══ Task material ══
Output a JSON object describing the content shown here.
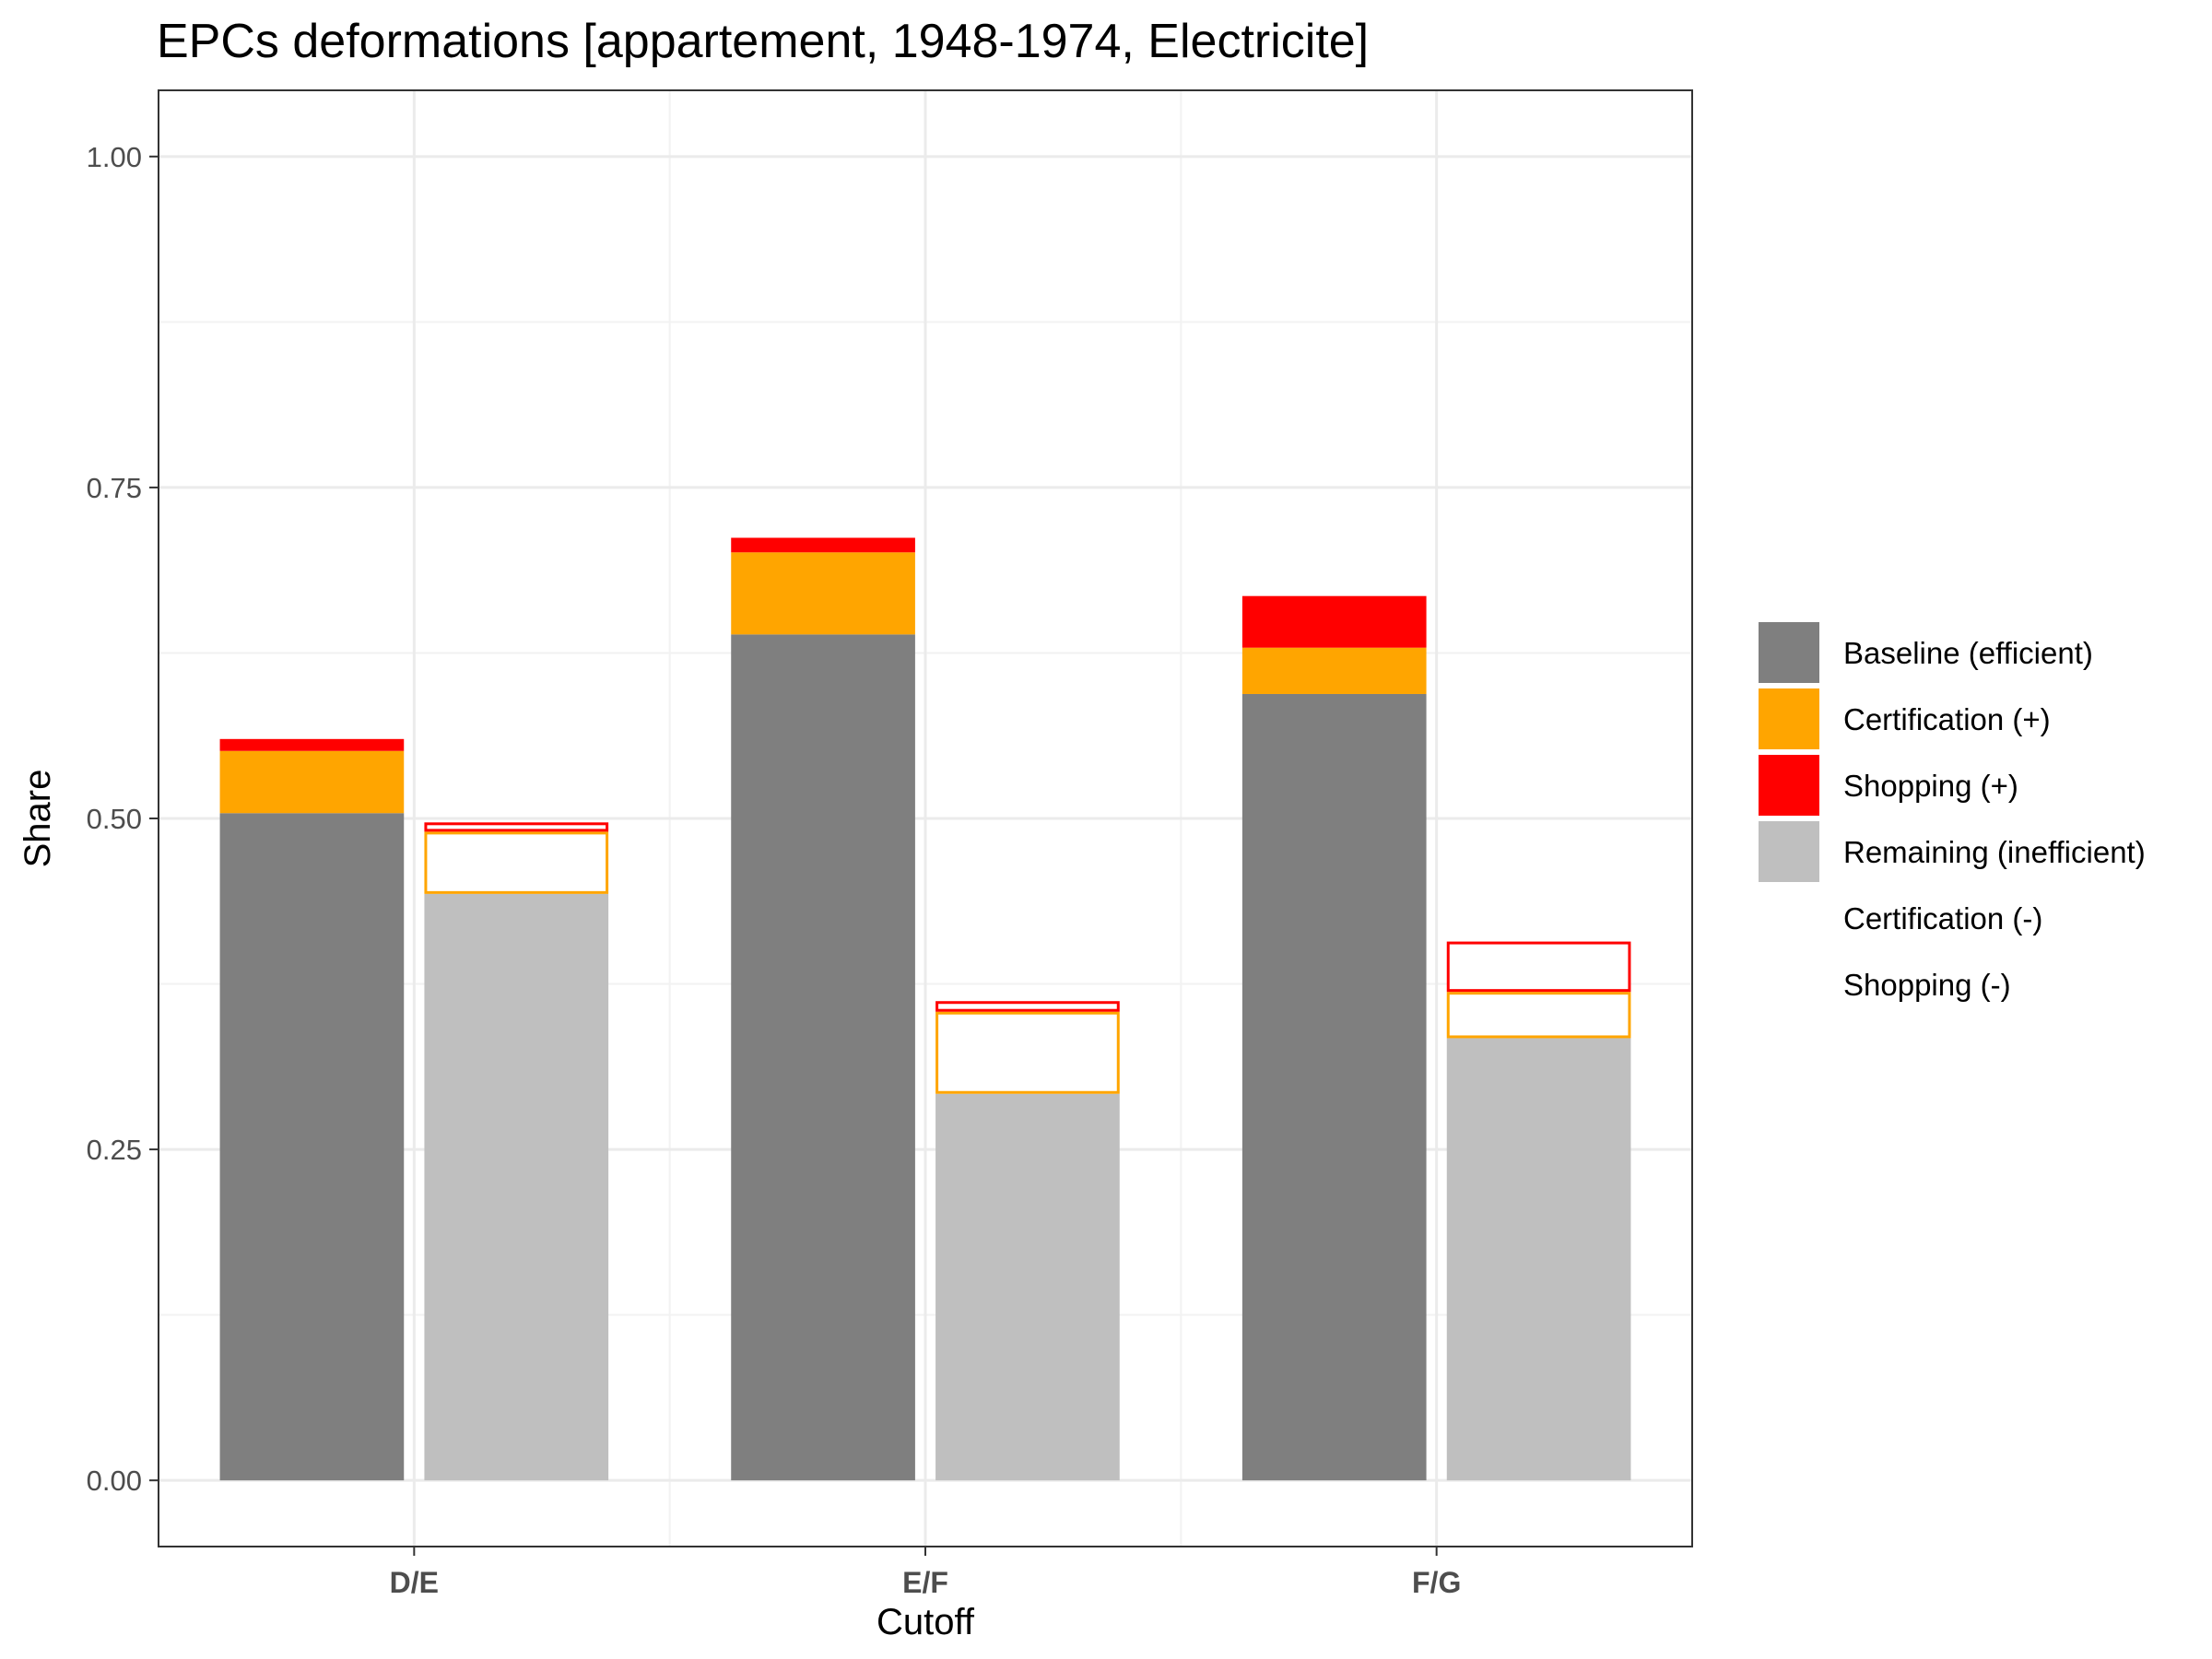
{
  "chart_data": {
    "type": "bar",
    "title": "EPCs deformations [appartement, 1948-1974, Electricite]",
    "xlabel": "Cutoff",
    "ylabel": "Share",
    "ylim": [
      -0.05,
      1.05
    ],
    "yticks": [
      0.0,
      0.25,
      0.5,
      0.75,
      1.0
    ],
    "ytick_labels": [
      "0.00",
      "0.25",
      "0.50",
      "0.75",
      "1.00"
    ],
    "grid": true,
    "legend_position": "right",
    "categories": [
      "D/E",
      "E/F",
      "F/G"
    ],
    "series": [
      {
        "name": "Baseline (efficient)",
        "bar": "left",
        "style": "filled",
        "color": "#7f7f7f",
        "values": [
          0.504,
          0.639,
          0.594
        ]
      },
      {
        "name": "Certification (+)",
        "bar": "left",
        "style": "filled",
        "color": "#ffa500",
        "values": [
          0.047,
          0.062,
          0.035
        ]
      },
      {
        "name": "Shopping (+)",
        "bar": "left",
        "style": "filled",
        "color": "#ff0000",
        "values": [
          0.009,
          0.011,
          0.039
        ]
      },
      {
        "name": "Remaining (inefficient)",
        "bar": "right",
        "style": "filled",
        "color": "#bfbfbf",
        "values": [
          0.443,
          0.292,
          0.334
        ]
      },
      {
        "name": "Certification (-)",
        "bar": "right",
        "style": "outline",
        "color": "#ffa500",
        "values": [
          0.047,
          0.062,
          0.035
        ]
      },
      {
        "name": "Shopping (-)",
        "bar": "right",
        "style": "outline",
        "color": "#ff0000",
        "values": [
          0.007,
          0.008,
          0.038
        ]
      }
    ]
  }
}
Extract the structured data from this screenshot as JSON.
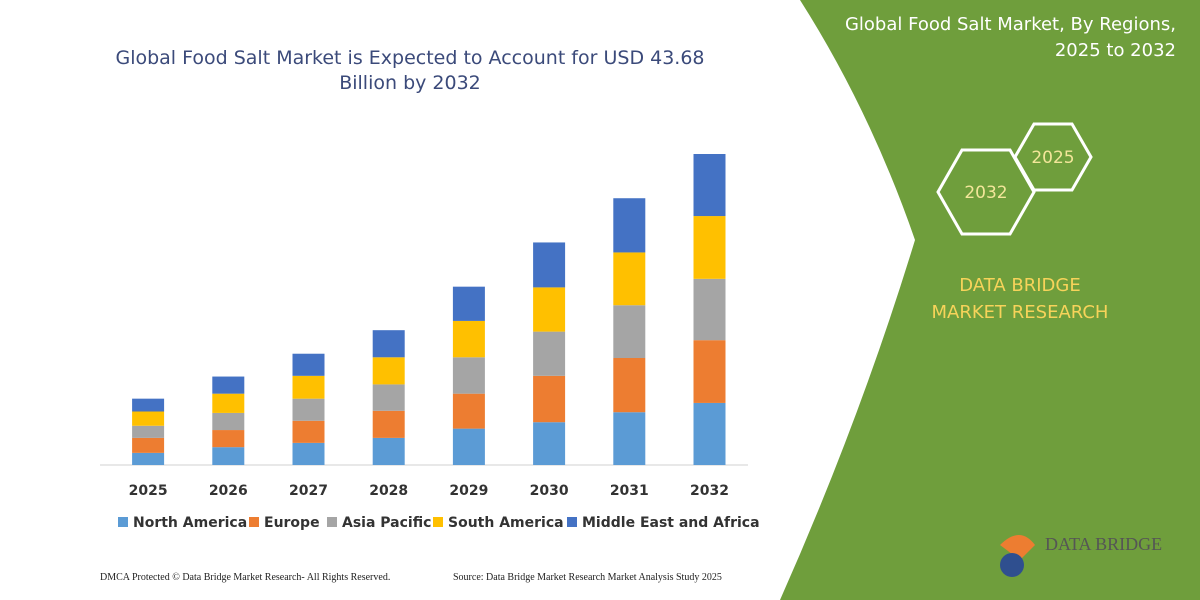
{
  "chart_data": {
    "type": "stacked-bar",
    "title": "Global Food Salt Market is Expected to Account for USD 43.68 Billion by 2032",
    "categories": [
      "2025",
      "2026",
      "2027",
      "2028",
      "2029",
      "2030",
      "2031",
      "2032"
    ],
    "series": [
      {
        "name": "North America",
        "color": "#5b9bd5",
        "values": [
          1.7,
          2.5,
          3.1,
          3.8,
          5.1,
          6.0,
          7.4,
          8.7
        ]
      },
      {
        "name": "Europe",
        "color": "#ed7d31",
        "values": [
          2.1,
          2.4,
          3.1,
          3.8,
          4.9,
          6.5,
          7.6,
          8.8
        ]
      },
      {
        "name": "Asia Pacific",
        "color": "#a5a5a5",
        "values": [
          1.7,
          2.4,
          3.1,
          3.7,
          5.1,
          6.2,
          7.4,
          8.6
        ]
      },
      {
        "name": "South America",
        "color": "#ffc000",
        "values": [
          2.0,
          2.7,
          3.2,
          3.8,
          5.1,
          6.2,
          7.4,
          8.8
        ]
      },
      {
        "name": "Middle East and Africa",
        "color": "#4472c4",
        "values": [
          1.8,
          2.4,
          3.1,
          3.8,
          4.8,
          6.3,
          7.6,
          8.7
        ]
      }
    ]
  },
  "panel": {
    "title": "Global Food Salt Market, By Regions, 2025 to 2032",
    "hexagons": [
      "2025",
      "2032"
    ],
    "brand": "DATA BRIDGE MARKET RESEARCH"
  },
  "logo": "DATA BRIDGE",
  "footer": {
    "left": "DMCA Protected © Data Bridge Market Research- All Rights Reserved.",
    "right": "Source: Data Bridge Market Research Market Analysis Study 2025"
  }
}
═══
### [Your task]
From the data above, write out everything exactly except the pictures.

### [Written solution]
Output a JSON object describing the content shown here.
{
  "chart_data": {
    "type": "bar",
    "title": "EPCs deformations [appartement, 1948-1974, Electricite]",
    "xlabel": "Cutoff",
    "ylabel": "Share",
    "ylim": [
      -0.05,
      1.05
    ],
    "yticks": [
      0.0,
      0.25,
      0.5,
      0.75,
      1.0
    ],
    "ytick_labels": [
      "0.00",
      "0.25",
      "0.50",
      "0.75",
      "1.00"
    ],
    "grid": true,
    "legend_position": "right",
    "categories": [
      "D/E",
      "E/F",
      "F/G"
    ],
    "series": [
      {
        "name": "Baseline (efficient)",
        "bar": "left",
        "style": "filled",
        "color": "#7f7f7f",
        "values": [
          0.504,
          0.639,
          0.594
        ]
      },
      {
        "name": "Certification (+)",
        "bar": "left",
        "style": "filled",
        "color": "#ffa500",
        "values": [
          0.047,
          0.062,
          0.035
        ]
      },
      {
        "name": "Shopping (+)",
        "bar": "left",
        "style": "filled",
        "color": "#ff0000",
        "values": [
          0.009,
          0.011,
          0.039
        ]
      },
      {
        "name": "Remaining (inefficient)",
        "bar": "right",
        "style": "filled",
        "color": "#bfbfbf",
        "values": [
          0.443,
          0.292,
          0.334
        ]
      },
      {
        "name": "Certification (-)",
        "bar": "right",
        "style": "outline",
        "color": "#ffa500",
        "values": [
          0.047,
          0.062,
          0.035
        ]
      },
      {
        "name": "Shopping (-)",
        "bar": "right",
        "style": "outline",
        "color": "#ff0000",
        "values": [
          0.007,
          0.008,
          0.038
        ]
      }
    ]
  }
}
Extract the structured data from this screenshot as JSON.
{
  "chart_data": {
    "type": "stacked-bar",
    "title": "Global Food Salt Market is Expected to Account for USD 43.68 Billion by 2032",
    "categories": [
      "2025",
      "2026",
      "2027",
      "2028",
      "2029",
      "2030",
      "2031",
      "2032"
    ],
    "series": [
      {
        "name": "North America",
        "color": "#5b9bd5",
        "values": [
          1.7,
          2.5,
          3.1,
          3.8,
          5.1,
          6.0,
          7.4,
          8.7
        ]
      },
      {
        "name": "Europe",
        "color": "#ed7d31",
        "values": [
          2.1,
          2.4,
          3.1,
          3.8,
          4.9,
          6.5,
          7.6,
          8.8
        ]
      },
      {
        "name": "Asia Pacific",
        "color": "#a5a5a5",
        "values": [
          1.7,
          2.4,
          3.1,
          3.7,
          5.1,
          6.2,
          7.4,
          8.6
        ]
      },
      {
        "name": "South America",
        "color": "#ffc000",
        "values": [
          2.0,
          2.7,
          3.2,
          3.8,
          5.1,
          6.2,
          7.4,
          8.8
        ]
      },
      {
        "name": "Middle East and Africa",
        "color": "#4472c4",
        "values": [
          1.8,
          2.4,
          3.1,
          3.8,
          4.8,
          6.3,
          7.6,
          8.7
        ]
      }
    ]
  },
  "panel": {
    "title": "Global Food Salt Market, By Regions, 2025 to 2032",
    "hexagons": [
      "2025",
      "2032"
    ],
    "brand": "DATA BRIDGE MARKET RESEARCH"
  },
  "logo": "DATA BRIDGE",
  "footer": {
    "left": "DMCA Protected © Data Bridge Market Research- All Rights Reserved.",
    "right": "Source: Data Bridge Market Research Market Analysis Study 2025"
  }
}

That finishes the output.